• [The request] Copy every line that contains the string "this" from the entries below.
* START Excerpted data *
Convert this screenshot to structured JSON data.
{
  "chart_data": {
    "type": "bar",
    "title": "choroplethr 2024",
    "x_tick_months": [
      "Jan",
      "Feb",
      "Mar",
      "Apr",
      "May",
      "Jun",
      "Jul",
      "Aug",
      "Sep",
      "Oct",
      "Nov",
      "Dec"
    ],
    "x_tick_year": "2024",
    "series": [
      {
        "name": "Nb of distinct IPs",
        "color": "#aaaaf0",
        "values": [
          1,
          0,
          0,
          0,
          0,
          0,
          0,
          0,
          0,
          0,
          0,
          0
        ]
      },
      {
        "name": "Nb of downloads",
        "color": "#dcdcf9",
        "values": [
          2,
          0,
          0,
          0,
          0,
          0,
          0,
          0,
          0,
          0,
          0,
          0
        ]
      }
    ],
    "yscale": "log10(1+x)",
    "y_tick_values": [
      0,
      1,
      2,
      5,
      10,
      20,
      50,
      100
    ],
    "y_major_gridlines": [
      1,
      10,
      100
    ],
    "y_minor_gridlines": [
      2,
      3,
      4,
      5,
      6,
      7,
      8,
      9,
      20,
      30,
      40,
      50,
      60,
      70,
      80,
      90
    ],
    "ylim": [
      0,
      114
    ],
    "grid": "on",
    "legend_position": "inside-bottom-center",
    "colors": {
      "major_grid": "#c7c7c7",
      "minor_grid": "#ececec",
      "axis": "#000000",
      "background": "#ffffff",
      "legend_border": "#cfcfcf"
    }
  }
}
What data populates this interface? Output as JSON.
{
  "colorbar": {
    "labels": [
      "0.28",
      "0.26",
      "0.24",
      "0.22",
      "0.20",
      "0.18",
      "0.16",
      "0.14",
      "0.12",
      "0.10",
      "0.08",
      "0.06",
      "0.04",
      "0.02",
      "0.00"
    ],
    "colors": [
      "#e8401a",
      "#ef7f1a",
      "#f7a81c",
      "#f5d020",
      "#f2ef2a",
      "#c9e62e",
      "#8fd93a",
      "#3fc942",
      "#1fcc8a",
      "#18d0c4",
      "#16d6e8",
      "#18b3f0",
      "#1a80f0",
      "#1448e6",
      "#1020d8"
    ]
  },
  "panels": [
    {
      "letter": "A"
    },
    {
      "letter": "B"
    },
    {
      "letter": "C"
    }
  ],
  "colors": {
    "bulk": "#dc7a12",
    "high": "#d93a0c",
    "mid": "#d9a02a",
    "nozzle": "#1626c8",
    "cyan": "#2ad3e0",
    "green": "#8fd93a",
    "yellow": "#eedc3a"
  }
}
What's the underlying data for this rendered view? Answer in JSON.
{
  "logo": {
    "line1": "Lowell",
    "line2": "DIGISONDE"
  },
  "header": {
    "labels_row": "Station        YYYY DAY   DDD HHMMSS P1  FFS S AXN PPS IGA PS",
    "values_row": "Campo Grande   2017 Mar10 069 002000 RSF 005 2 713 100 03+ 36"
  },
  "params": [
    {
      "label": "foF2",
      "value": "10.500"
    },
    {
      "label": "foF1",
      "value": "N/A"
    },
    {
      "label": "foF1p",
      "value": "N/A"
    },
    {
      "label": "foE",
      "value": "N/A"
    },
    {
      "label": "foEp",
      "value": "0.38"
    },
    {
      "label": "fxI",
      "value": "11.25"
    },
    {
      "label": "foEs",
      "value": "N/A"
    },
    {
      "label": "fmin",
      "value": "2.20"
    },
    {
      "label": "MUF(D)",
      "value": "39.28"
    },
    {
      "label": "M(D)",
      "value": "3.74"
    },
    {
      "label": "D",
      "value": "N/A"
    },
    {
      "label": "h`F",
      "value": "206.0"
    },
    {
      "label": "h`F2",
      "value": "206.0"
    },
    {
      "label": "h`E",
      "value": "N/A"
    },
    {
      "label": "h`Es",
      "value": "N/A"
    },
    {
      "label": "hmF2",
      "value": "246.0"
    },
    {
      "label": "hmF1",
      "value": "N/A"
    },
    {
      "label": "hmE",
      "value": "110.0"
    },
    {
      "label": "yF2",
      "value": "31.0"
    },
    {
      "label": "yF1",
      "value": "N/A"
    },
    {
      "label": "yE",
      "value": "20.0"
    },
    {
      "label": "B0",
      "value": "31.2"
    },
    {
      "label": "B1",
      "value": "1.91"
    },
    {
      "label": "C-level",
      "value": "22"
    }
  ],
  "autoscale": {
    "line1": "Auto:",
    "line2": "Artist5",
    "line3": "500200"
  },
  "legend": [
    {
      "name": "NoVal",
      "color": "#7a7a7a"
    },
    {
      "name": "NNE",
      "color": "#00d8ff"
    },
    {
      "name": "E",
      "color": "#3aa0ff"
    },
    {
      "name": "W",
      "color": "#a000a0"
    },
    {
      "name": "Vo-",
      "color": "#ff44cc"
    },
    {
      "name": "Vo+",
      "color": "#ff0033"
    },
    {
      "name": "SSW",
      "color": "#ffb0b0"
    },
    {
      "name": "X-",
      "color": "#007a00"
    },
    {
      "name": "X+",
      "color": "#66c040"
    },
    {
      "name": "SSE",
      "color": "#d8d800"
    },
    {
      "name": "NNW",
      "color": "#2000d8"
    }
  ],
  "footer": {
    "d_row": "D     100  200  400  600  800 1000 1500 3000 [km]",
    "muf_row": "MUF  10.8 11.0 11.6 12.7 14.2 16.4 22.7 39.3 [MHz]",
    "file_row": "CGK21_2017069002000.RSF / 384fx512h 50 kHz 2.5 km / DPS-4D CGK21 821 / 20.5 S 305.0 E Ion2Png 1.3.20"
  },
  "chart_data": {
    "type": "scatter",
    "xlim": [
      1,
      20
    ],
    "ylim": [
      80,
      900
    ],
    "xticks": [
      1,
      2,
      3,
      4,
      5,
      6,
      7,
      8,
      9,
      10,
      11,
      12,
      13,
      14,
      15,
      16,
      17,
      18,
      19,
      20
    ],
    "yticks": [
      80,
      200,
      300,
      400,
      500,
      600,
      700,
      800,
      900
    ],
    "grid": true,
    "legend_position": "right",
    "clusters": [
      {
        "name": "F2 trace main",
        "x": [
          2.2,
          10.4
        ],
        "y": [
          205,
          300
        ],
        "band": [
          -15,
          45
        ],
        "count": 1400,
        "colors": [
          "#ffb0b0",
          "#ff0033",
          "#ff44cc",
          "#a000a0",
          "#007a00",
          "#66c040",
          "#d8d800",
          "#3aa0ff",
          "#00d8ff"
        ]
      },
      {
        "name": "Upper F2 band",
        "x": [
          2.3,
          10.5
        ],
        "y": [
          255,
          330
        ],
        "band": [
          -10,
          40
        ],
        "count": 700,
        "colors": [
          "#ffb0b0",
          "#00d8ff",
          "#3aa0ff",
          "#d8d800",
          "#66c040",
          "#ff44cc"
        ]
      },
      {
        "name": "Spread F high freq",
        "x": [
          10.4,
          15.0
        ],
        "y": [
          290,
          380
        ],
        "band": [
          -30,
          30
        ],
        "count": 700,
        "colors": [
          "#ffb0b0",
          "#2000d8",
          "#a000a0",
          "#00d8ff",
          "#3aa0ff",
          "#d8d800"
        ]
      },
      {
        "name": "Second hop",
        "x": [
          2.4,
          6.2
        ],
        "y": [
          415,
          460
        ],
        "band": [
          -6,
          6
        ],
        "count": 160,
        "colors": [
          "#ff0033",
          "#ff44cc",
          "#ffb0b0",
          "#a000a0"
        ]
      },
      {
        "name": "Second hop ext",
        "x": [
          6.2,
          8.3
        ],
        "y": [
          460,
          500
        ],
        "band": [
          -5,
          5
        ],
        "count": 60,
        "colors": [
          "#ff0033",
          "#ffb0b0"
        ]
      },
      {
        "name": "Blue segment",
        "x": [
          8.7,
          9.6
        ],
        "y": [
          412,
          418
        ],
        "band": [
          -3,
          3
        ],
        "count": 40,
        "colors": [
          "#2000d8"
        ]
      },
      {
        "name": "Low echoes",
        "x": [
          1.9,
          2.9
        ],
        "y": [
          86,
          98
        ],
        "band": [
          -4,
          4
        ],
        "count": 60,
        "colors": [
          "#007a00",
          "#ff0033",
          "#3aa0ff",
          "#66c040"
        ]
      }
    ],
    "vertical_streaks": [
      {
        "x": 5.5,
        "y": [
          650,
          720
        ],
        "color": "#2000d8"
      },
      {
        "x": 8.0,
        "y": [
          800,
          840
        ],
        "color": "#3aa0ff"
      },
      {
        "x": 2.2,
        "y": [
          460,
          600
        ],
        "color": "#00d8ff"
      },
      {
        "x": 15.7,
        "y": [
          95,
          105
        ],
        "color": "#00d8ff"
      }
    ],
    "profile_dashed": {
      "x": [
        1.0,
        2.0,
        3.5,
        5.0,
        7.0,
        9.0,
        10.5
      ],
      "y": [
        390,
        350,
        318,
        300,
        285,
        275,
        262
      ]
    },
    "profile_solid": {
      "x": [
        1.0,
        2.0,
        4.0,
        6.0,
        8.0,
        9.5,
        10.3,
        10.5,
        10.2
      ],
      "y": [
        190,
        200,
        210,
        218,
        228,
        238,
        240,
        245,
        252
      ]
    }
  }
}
* END Excerpted data *
• [Finished task]
Convert this screenshot to structured JSON data.
What data populates this interface? Output as JSON.
What's the underlying data for this rendered view? Answer in JSON.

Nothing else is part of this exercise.